[DIRECTIONS] Find every line below that contains the word "into" and copy it out.

[MATERIAL]
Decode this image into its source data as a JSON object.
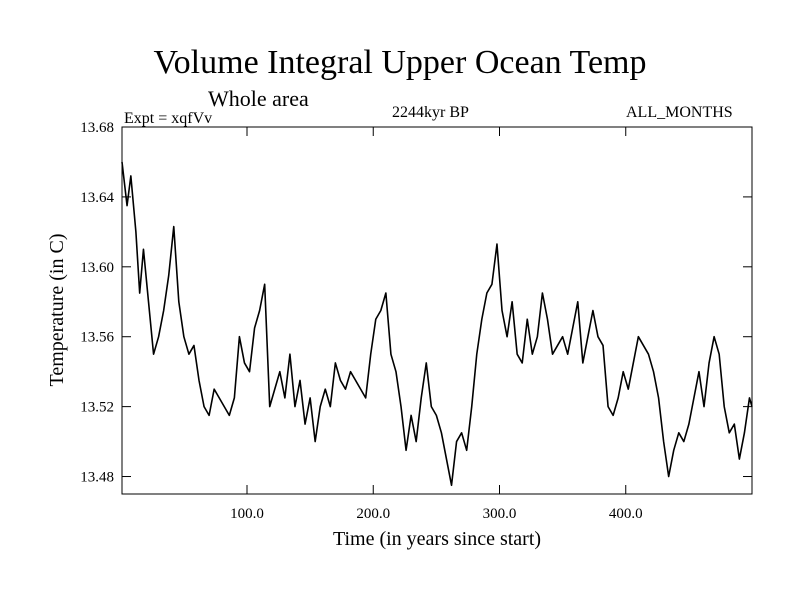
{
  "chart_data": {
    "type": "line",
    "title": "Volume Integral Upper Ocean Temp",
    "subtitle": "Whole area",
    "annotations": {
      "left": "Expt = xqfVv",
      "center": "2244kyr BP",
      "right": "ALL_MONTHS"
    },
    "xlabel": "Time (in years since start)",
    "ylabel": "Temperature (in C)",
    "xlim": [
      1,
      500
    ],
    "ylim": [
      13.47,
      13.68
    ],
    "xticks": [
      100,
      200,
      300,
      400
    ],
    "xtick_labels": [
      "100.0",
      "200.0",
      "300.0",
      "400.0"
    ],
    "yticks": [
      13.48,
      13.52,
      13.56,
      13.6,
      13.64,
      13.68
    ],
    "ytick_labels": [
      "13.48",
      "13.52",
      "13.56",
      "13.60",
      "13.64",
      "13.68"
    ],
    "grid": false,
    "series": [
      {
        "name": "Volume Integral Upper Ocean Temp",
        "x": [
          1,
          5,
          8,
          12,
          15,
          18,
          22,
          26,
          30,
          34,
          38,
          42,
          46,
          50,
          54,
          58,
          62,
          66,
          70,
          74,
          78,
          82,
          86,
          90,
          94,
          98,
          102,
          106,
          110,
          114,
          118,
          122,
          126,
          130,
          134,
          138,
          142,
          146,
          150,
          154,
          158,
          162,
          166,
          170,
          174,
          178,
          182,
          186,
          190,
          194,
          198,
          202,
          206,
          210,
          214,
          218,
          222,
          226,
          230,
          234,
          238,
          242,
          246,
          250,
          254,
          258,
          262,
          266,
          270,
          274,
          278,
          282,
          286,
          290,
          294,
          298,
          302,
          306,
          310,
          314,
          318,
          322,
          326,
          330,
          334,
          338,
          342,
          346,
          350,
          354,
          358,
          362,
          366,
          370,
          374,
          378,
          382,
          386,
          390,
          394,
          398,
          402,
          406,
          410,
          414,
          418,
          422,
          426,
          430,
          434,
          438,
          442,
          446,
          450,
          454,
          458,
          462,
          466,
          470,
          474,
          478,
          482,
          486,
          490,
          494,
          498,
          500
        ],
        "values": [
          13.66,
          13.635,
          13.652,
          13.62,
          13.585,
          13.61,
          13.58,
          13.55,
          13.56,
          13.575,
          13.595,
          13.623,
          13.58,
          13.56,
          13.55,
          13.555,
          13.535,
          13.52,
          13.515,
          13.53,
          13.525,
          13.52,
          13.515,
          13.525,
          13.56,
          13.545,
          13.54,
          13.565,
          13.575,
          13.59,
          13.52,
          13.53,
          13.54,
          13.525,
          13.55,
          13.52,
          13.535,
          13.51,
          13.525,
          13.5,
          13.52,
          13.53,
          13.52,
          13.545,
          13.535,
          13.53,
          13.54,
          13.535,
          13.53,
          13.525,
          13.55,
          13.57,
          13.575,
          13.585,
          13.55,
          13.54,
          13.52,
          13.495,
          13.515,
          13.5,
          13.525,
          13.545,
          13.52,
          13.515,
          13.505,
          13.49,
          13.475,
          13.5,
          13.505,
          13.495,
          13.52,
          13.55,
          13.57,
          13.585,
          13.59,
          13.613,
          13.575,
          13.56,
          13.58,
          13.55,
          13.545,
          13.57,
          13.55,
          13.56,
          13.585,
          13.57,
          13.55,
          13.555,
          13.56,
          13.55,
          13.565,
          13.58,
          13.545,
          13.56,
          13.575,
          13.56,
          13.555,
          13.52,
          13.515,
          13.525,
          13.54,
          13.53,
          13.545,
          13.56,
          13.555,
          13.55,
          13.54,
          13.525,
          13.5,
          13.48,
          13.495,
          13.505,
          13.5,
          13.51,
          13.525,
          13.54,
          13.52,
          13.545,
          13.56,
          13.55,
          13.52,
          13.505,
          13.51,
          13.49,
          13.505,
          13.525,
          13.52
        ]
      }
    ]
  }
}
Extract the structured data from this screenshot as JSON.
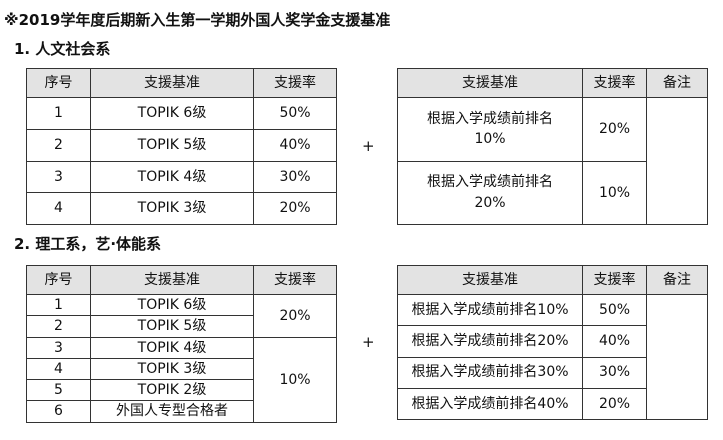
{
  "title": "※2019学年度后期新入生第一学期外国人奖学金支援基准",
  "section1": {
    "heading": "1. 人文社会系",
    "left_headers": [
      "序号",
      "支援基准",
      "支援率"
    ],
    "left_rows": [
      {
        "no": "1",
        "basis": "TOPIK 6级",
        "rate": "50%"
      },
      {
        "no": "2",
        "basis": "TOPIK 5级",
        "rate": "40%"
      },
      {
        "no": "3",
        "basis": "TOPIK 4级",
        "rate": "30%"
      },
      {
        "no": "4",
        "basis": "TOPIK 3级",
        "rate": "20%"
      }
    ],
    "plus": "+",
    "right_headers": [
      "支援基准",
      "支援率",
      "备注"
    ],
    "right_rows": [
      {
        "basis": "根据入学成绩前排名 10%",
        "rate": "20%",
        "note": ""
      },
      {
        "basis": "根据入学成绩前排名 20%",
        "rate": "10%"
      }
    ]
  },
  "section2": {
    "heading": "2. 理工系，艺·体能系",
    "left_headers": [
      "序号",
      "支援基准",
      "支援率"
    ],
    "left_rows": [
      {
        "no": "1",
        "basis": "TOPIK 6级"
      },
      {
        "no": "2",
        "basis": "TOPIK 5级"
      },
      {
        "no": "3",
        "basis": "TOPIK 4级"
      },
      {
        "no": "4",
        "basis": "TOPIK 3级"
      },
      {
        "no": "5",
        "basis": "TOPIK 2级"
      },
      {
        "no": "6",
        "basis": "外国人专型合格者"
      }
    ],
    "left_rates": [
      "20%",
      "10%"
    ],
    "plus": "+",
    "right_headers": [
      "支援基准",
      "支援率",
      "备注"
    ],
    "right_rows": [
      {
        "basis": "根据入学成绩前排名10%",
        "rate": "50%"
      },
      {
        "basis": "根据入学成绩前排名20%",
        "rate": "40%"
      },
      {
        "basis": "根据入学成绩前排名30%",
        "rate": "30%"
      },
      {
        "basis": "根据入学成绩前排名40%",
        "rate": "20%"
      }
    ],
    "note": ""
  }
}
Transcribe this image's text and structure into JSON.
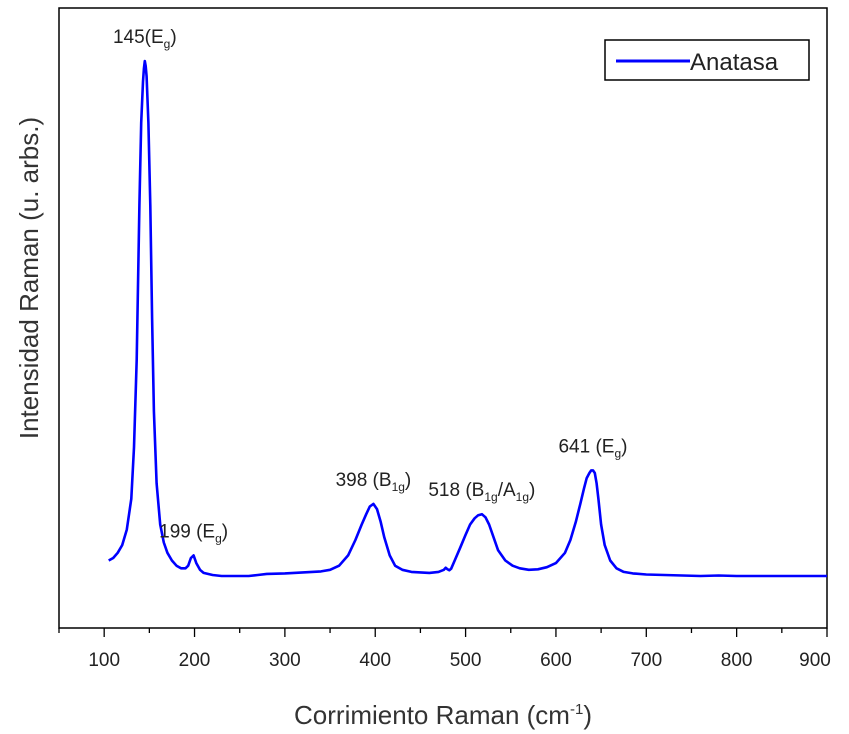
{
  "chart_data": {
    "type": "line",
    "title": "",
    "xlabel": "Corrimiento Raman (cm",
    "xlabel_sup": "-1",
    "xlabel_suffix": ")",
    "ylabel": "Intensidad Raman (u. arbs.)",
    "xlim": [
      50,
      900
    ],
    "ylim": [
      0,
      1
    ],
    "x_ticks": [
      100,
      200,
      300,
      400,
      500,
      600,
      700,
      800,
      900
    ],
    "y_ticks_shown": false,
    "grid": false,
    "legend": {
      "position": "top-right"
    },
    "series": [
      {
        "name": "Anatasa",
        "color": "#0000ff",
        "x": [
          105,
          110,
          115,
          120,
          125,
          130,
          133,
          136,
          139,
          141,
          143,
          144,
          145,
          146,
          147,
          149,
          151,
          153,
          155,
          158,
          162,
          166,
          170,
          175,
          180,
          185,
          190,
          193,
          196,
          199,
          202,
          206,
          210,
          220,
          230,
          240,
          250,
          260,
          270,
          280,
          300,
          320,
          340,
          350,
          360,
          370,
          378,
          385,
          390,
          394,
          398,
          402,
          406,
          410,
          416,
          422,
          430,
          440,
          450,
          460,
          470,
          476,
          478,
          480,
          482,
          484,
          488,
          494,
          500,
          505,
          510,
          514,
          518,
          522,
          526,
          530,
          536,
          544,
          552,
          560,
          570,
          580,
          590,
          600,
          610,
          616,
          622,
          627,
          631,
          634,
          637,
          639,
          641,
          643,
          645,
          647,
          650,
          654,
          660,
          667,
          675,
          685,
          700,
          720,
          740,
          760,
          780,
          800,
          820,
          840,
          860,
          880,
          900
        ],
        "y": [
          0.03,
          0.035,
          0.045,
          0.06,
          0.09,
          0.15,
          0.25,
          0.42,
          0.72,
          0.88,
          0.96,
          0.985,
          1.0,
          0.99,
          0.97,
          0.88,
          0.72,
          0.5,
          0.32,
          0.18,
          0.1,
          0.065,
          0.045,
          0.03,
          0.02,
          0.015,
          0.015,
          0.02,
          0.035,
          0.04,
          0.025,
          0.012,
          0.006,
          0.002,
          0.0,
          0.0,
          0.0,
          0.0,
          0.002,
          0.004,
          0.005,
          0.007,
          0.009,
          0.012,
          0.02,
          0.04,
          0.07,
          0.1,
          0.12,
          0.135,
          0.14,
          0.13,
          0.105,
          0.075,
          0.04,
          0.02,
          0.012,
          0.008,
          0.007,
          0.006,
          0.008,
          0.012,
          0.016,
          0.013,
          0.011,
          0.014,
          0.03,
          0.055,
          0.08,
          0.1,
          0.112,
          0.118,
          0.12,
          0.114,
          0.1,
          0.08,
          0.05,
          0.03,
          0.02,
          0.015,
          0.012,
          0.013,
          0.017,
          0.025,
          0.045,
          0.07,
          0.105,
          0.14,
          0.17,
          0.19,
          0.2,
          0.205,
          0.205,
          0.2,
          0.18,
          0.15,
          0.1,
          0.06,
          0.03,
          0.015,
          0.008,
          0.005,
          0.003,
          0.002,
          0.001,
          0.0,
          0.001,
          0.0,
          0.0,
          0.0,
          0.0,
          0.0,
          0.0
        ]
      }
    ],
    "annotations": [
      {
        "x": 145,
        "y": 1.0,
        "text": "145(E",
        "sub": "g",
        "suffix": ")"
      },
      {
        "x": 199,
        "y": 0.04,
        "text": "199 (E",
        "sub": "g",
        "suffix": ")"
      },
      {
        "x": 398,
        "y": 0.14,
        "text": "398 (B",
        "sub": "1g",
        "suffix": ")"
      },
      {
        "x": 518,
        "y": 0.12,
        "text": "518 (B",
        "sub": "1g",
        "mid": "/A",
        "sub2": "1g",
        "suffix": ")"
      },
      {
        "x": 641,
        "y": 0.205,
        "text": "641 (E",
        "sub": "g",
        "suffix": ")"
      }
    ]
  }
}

[EXERCISE SOLUTION]
Decode this image into its source data as a JSON object.
Transcribe this image's text and structure into JSON.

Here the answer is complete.